> **JOB**
Find each line containing the string "rakyat" and return it.

> **TASK INPUTS**
::::::::::

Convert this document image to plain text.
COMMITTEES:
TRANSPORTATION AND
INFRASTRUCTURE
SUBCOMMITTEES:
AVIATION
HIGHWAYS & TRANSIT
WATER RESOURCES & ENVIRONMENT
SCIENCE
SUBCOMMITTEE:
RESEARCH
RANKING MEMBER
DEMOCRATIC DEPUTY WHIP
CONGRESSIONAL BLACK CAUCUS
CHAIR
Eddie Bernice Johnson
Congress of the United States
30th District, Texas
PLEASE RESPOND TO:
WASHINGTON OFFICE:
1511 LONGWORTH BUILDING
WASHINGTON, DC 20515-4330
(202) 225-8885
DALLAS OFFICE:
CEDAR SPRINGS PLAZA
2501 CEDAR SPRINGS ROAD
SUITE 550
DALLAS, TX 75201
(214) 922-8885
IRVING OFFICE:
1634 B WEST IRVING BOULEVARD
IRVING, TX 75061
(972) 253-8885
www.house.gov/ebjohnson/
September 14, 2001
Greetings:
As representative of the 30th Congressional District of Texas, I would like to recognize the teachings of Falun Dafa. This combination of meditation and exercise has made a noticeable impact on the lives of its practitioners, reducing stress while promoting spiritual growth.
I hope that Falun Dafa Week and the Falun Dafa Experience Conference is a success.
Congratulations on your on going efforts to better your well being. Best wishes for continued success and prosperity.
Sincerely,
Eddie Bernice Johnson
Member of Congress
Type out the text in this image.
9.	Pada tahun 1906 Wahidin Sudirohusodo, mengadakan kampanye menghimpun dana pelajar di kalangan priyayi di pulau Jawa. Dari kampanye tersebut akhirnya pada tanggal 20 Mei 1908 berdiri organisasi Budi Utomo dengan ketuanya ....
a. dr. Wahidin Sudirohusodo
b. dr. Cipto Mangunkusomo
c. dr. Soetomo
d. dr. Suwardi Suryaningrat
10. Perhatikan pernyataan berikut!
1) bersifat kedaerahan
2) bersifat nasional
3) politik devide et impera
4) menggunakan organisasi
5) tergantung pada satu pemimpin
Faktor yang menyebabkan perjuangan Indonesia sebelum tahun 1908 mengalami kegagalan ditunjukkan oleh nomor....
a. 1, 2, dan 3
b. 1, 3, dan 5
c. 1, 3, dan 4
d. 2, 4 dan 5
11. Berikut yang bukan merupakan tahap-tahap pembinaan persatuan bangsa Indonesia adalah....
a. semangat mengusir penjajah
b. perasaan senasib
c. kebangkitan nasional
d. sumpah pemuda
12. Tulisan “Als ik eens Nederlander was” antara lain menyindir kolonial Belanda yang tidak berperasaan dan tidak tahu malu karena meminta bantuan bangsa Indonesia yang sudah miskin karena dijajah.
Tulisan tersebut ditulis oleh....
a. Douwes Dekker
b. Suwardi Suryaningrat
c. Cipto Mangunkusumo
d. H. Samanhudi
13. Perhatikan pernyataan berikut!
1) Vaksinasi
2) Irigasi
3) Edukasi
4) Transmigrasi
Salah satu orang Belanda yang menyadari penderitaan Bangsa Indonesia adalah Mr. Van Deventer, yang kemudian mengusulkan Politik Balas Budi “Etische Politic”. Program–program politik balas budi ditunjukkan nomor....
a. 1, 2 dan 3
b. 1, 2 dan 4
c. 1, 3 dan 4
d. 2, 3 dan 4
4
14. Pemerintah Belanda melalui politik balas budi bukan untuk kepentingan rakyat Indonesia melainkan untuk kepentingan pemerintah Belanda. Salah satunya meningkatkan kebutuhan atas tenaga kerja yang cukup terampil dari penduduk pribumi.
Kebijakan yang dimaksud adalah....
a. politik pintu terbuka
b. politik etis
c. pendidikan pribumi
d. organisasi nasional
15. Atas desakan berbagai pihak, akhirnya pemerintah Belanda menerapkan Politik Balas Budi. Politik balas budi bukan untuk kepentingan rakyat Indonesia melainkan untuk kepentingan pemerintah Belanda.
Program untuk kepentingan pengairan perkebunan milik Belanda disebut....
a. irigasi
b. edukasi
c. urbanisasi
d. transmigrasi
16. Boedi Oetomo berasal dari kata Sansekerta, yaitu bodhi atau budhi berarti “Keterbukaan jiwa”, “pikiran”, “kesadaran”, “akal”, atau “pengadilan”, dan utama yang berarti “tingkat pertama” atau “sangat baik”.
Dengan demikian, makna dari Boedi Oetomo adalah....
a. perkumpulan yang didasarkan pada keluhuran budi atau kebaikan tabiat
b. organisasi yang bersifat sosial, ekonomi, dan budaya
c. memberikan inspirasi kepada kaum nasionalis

::::::::::

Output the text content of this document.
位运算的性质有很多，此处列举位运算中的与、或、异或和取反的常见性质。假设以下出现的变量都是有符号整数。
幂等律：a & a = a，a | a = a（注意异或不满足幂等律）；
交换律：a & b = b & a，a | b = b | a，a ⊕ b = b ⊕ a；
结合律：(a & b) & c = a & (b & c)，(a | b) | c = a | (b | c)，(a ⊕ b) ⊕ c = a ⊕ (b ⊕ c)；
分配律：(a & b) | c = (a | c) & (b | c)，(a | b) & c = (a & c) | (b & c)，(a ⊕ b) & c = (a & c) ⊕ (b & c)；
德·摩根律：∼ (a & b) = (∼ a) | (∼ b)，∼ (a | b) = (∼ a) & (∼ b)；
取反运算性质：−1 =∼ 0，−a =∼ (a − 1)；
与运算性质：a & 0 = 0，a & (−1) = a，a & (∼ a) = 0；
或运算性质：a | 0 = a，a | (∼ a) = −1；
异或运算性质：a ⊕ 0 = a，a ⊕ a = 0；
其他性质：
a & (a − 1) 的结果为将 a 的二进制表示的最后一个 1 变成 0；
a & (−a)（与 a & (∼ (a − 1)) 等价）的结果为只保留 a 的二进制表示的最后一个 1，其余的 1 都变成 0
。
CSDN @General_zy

::::::::::

> **FULL OUTPUT**
14. Pemerintah Belanda melalui politik balas budi bukan untuk kepentingan rakyat Indonesia melainkan untuk kepentingan pemerintah Belanda. Salah satunya meningkatkan kebutuhan atas tenaga kerja yang cukup terampil dari penduduk pribumi.
15. Atas desakan berbagai pihak, akhirnya pemerintah Belanda menerapkan Politik Balas Budi. Politik balas budi bukan untuk kepentingan rakyat Indonesia melainkan untuk kepentingan pemerintah Belanda.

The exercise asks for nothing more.